+++ Extracted information
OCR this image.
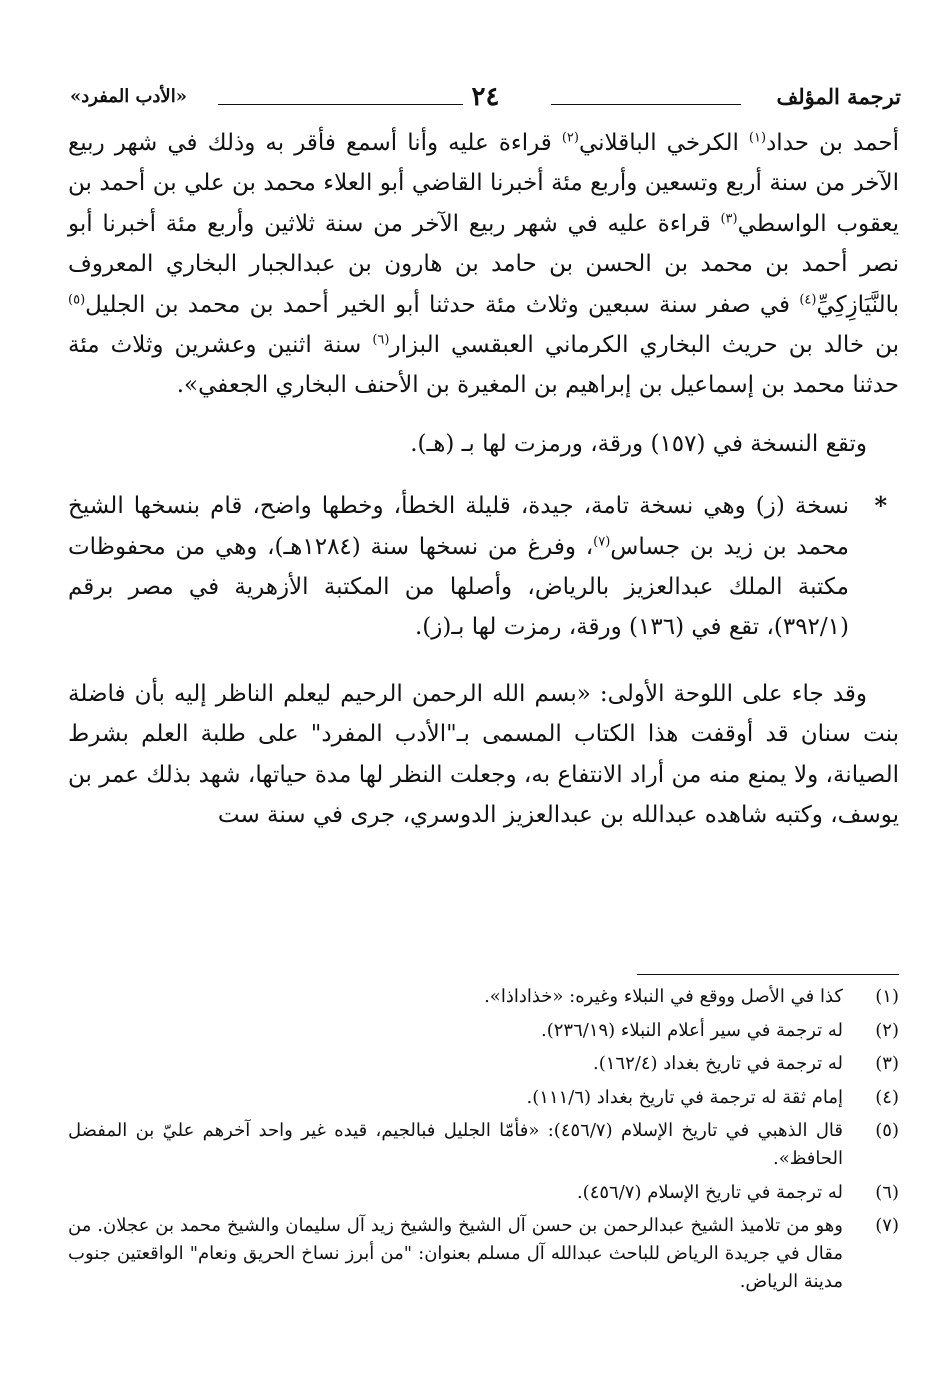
ترجمة المؤلف
٢٤
«الأدب المفرد»

أحمد بن حداد$^{(١)}$ الكرخي الباقلاني$^{(٢)}$ قراءة عليه وأنا أسمع فأقر به وذلك في شهر ربيع الآخر من سنة أربع وتسعين وأربع مئة أخبرنا القاضي أبو العلاء محمد بن علي بن أحمد بن يعقوب الواسطي$^{(٣)}$ قراءة عليه في شهر ربيع الآخر من سنة ثلاثين وأربع مئة أخبرنا أبو نصر أحمد بن محمد بن الحسن بن حامد بن هارون بن عبدالجبار البخاري المعروف بالنَّيَازِكِيِّ$^{(٤)}$ في صفر سنة سبعين وثلاث مئة حدثنا أبو الخير أحمد بن محمد بن الجليل$^{(٥)}$ بن خالد بن حريث البخاري الكرماني العبقسي البزار$^{(٦)}$ سنة اثنين وعشرين وثلاث مئة حدثنا محمد بن إسماعيل بن إبراهيم بن المغيرة بن الأحنف البخاري الجعفي».

وتقع النسخة في (١٥٧) ورقة، ورمزت لها بـ (هـ).

*
نسخة (ز) وهي نسخة تامة، جيدة، قليلة الخطأ، وخطها واضح، قام بنسخها الشيخ محمد بن زيد بن جساس$^{(٧)}$، وفرغ من نسخها سنة (١٢٨٤هـ)، وهي من محفوظات مكتبة الملك عبدالعزيز بالرياض، وأصلها من المكتبة الأزهرية في مصر برقم (٣٩٢/١)، تقع في (١٣٦) ورقة، رمزت لها بـ(ز).

وقد جاء على اللوحة الأولى: «بسم الله الرحمن الرحيم ليعلم الناظر إليه بأن فاضلة بنت سنان قد أوقفت هذا الكتاب المسمى بـ"الأدب المفرد" على طلبة العلم بشرط الصيانة، ولا يمنع منه من أراد الانتفاع به، وجعلت النظر لها مدة حياتها، شهد بذلك عمر بن يوسف، وكتبه شاهده عبدالله بن عبدالعزيز الدوسري، جرى في سنة ست

(١)
كذا في الأصل ووقع في النبلاء وغيره: «خذاداذا».

(٢)
له ترجمة في سير أعلام النبلاء (٢٣٦/١٩).

(٣)
له ترجمة في تاريخ بغداد (١٦٢/٤).

(٤)
إمام ثقة له ترجمة في تاريخ بغداد (١١١/٦).

(٥)
قال الذهبي في تاريخ الإسلام (٤٥٦/٧): «فأمّا الجليل فبالجيم، قيده غير واحد آخرهم عليّ بن المفضل الحافظ».

(٦)
له ترجمة في تاريخ الإسلام (٤٥٦/٧).

(٧)
وهو من تلاميذ الشيخ عبدالرحمن بن حسن آل الشيخ والشيخ زيد آل سليمان والشيخ محمد بن عجلان. من مقال في جريدة الرياض للباحث عبدالله آل مسلم بعنوان: "من أبرز نساخ الحريق ونعام" الواقعتين جنوب مدينة الرياض.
++++++
▸ **Requirements**: Without including any pictures, output all the entries above exactly.

▸ **Output for this exercise**:
OCR this image.
ترجمة المؤلف
٢٤
«الأدب المفرد»

أحمد بن حداد$^{(١)}$ الكرخي الباقلاني$^{(٢)}$ قراءة عليه وأنا أسمع فأقر به وذلك في شهر ربيع الآخر من سنة أربع وتسعين وأربع مئة أخبرنا القاضي أبو العلاء محمد بن علي بن أحمد بن يعقوب الواسطي$^{(٣)}$ قراءة عليه في شهر ربيع الآخر من سنة ثلاثين وأربع مئة أخبرنا أبو نصر أحمد بن محمد بن الحسن بن حامد بن هارون بن عبدالجبار البخاري المعروف بالنَّيَازِكِيِّ$^{(٤)}$ في صفر سنة سبعين وثلاث مئة حدثنا أبو الخير أحمد بن محمد بن الجليل$^{(٥)}$ بن خالد بن حريث البخاري الكرماني العبقسي البزار$^{(٦)}$ سنة اثنين وعشرين وثلاث مئة حدثنا محمد بن إسماعيل بن إبراهيم بن المغيرة بن الأحنف البخاري الجعفي».

وتقع النسخة في (١٥٧) ورقة، ورمزت لها بـ (هـ).

*
نسخة (ز) وهي نسخة تامة، جيدة، قليلة الخطأ، وخطها واضح، قام بنسخها الشيخ محمد بن زيد بن جساس$^{(٧)}$، وفرغ من نسخها سنة (١٢٨٤هـ)، وهي من محفوظات مكتبة الملك عبدالعزيز بالرياض، وأصلها من المكتبة الأزهرية في مصر برقم (٣٩٢/١)، تقع في (١٣٦) ورقة، رمزت لها بـ(ز).

وقد جاء على اللوحة الأولى: «بسم الله الرحمن الرحيم ليعلم الناظر إليه بأن فاضلة بنت سنان قد أوقفت هذا الكتاب المسمى بـ"الأدب المفرد" على طلبة العلم بشرط الصيانة، ولا يمنع منه من أراد الانتفاع به، وجعلت النظر لها مدة حياتها، شهد بذلك عمر بن يوسف، وكتبه شاهده عبدالله بن عبدالعزيز الدوسري، جرى في سنة ست

(١)
كذا في الأصل ووقع في النبلاء وغيره: «خذاداذا».

(٢)
له ترجمة في سير أعلام النبلاء (٢٣٦/١٩).

(٣)
له ترجمة في تاريخ بغداد (١٦٢/٤).

(٤)
إمام ثقة له ترجمة في تاريخ بغداد (١١١/٦).

(٥)
قال الذهبي في تاريخ الإسلام (٤٥٦/٧): «فأمّا الجليل فبالجيم، قيده غير واحد آخرهم عليّ بن المفضل الحافظ».

(٦)
له ترجمة في تاريخ الإسلام (٤٥٦/٧).

(٧)
وهو من تلاميذ الشيخ عبدالرحمن بن حسن آل الشيخ والشيخ زيد آل سليمان والشيخ محمد بن عجلان. من مقال في جريدة الرياض للباحث عبدالله آل مسلم بعنوان: "من أبرز نساخ الحريق ونعام" الواقعتين جنوب مدينة الرياض.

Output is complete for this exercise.